§ Exercise instructions: Images should be left out, and everything else in the listing reproduced exactly.

***** Stored rows *****

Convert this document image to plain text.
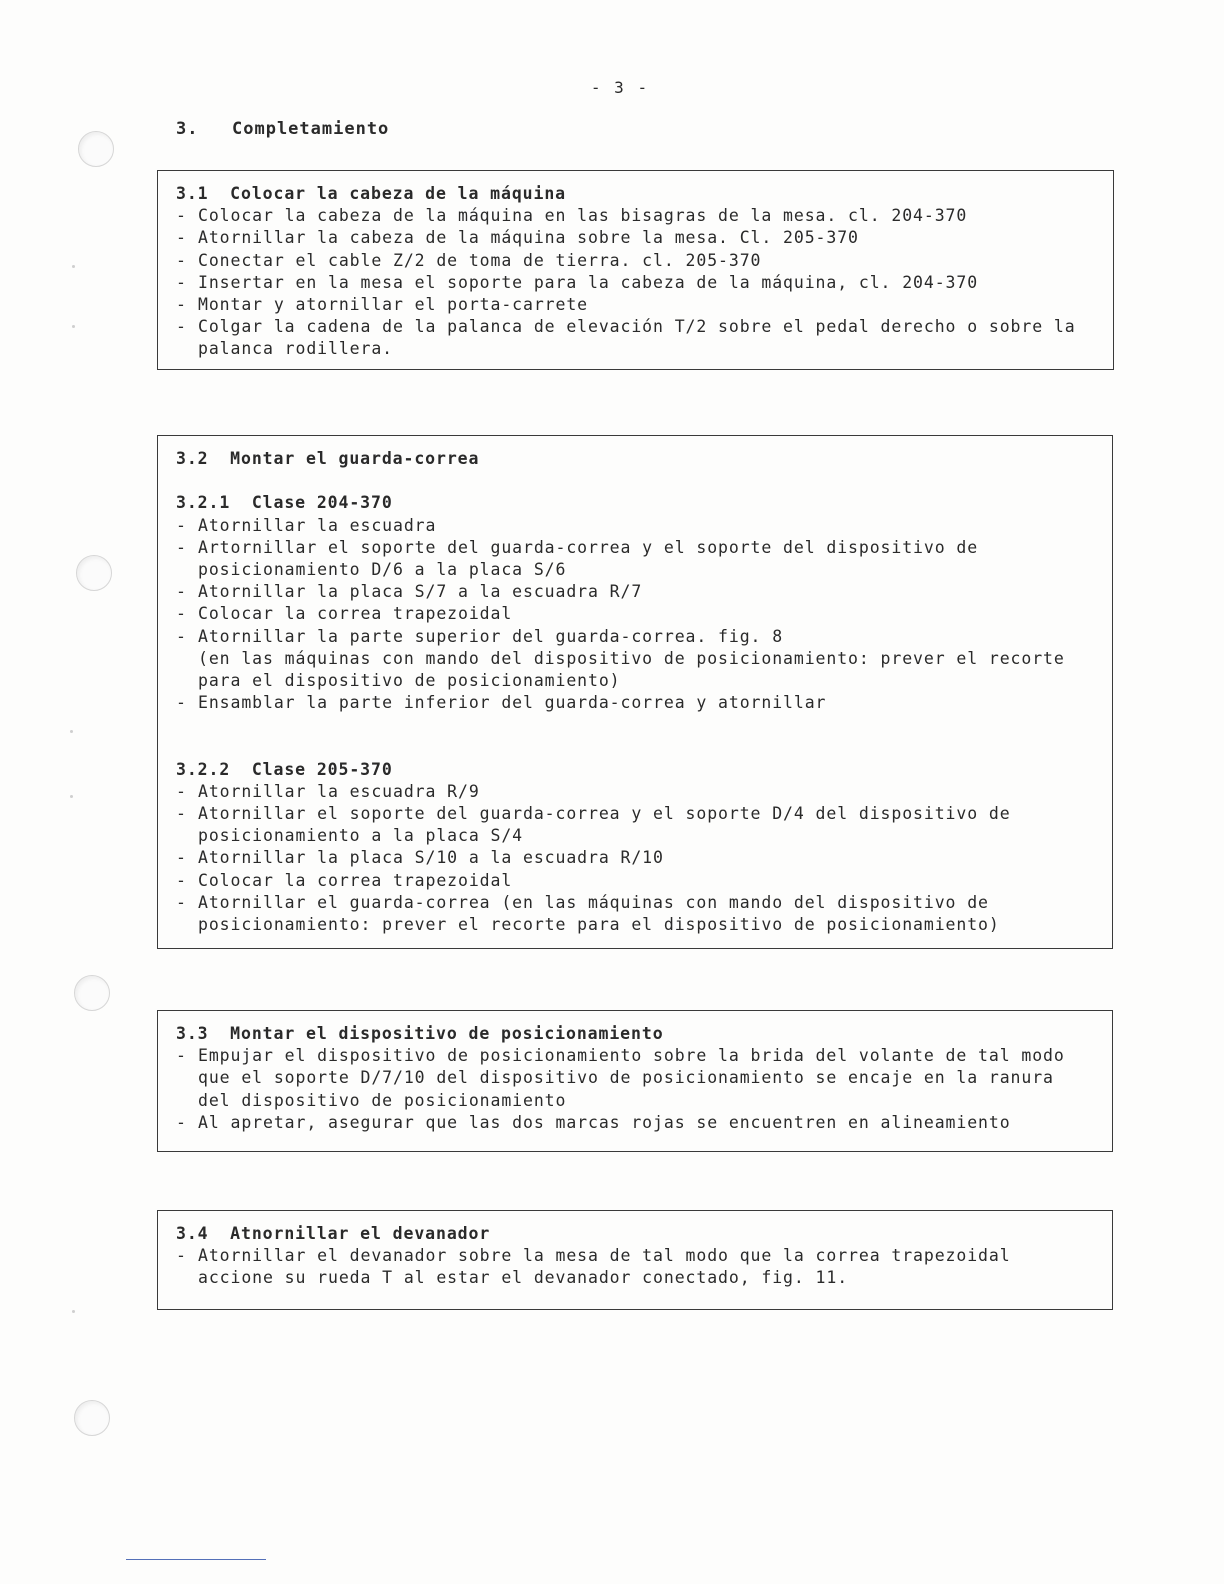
- 3 -
3. Completamiento
3.1  Colocar la cabeza de la máquina
- Colocar la cabeza de la máquina en las bisagras de la mesa. cl. 204-370
- Atornillar la cabeza de la máquina sobre la mesa. Cl. 205-370
- Conectar el cable Z/2 de toma de tierra. cl. 205-370
- Insertar en la mesa el soporte para la cabeza de la máquina, cl. 204-370
- Montar y atornillar el porta-carrete
- Colgar la cadena de la palanca de elevación T/2 sobre el pedal derecho o sobre la
palanca rodillera.
3.2  Montar el guarda-correa
3.2.1  Clase 204-370
- Atornillar la escuadra
- Artornillar el soporte del guarda-correa y el soporte del dispositivo de
posicionamiento D/6 a la placa S/6
- Atornillar la placa S/7 a la escuadra R/7
- Colocar la correa trapezoidal
- Atornillar la parte superior del guarda-correa. fig. 8
(en las máquinas con mando del dispositivo de posicionamiento: prever el recorte
para el dispositivo de posicionamiento)
- Ensamblar la parte inferior del guarda-correa y atornillar
3.2.2  Clase 205-370
- Atornillar la escuadra R/9
- Atornillar el soporte del guarda-correa y el soporte D/4 del dispositivo de
posicionamiento a la placa S/4
- Atornillar la placa S/10 a la escuadra R/10
- Colocar la correa trapezoidal
- Atornillar el guarda-correa (en las máquinas con mando del dispositivo de
posicionamiento: prever el recorte para el dispositivo de posicionamiento)
3.3  Montar el dispositivo de posicionamiento
- Empujar el dispositivo de posicionamiento sobre la brida del volante de tal modo
que el soporte D/7/10 del dispositivo de posicionamiento se encaje en la ranura
del dispositivo de posicionamiento
- Al apretar, asegurar que las dos marcas rojas se encuentren en alineamiento
3.4  Atnornillar el devanador
- Atornillar el devanador sobre la mesa de tal modo que la correa trapezoidal
accione su rueda T al estar el devanador conectado, fig. 11.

*****

§ Answer in full:
Convert this document image to plain text.
- 3 -
3. Completamiento
3.1  Colocar la cabeza de la máquina
- Colocar la cabeza de la máquina en las bisagras de la mesa. cl. 204-370
- Atornillar la cabeza de la máquina sobre la mesa. Cl. 205-370
- Conectar el cable Z/2 de toma de tierra. cl. 205-370
- Insertar en la mesa el soporte para la cabeza de la máquina, cl. 204-370
- Montar y atornillar el porta-carrete
- Colgar la cadena de la palanca de elevación T/2 sobre el pedal derecho o sobre la
palanca rodillera.
3.2  Montar el guarda-correa
3.2.1  Clase 204-370
- Atornillar la escuadra
- Artornillar el soporte del guarda-correa y el soporte del dispositivo de
posicionamiento D/6 a la placa S/6
- Atornillar la placa S/7 a la escuadra R/7
- Colocar la correa trapezoidal
- Atornillar la parte superior del guarda-correa. fig. 8
(en las máquinas con mando del dispositivo de posicionamiento: prever el recorte
para el dispositivo de posicionamiento)
- Ensamblar la parte inferior del guarda-correa y atornillar
3.2.2  Clase 205-370
- Atornillar la escuadra R/9
- Atornillar el soporte del guarda-correa y el soporte D/4 del dispositivo de
posicionamiento a la placa S/4
- Atornillar la placa S/10 a la escuadra R/10
- Colocar la correa trapezoidal
- Atornillar el guarda-correa (en las máquinas con mando del dispositivo de
posicionamiento: prever el recorte para el dispositivo de posicionamiento)
3.3  Montar el dispositivo de posicionamiento
- Empujar el dispositivo de posicionamiento sobre la brida del volante de tal modo
que el soporte D/7/10 del dispositivo de posicionamiento se encaje en la ranura
del dispositivo de posicionamiento
- Al apretar, asegurar que las dos marcas rojas se encuentren en alineamiento
3.4  Atnornillar el devanador
- Atornillar el devanador sobre la mesa de tal modo que la correa trapezoidal
accione su rueda T al estar el devanador conectado, fig. 11.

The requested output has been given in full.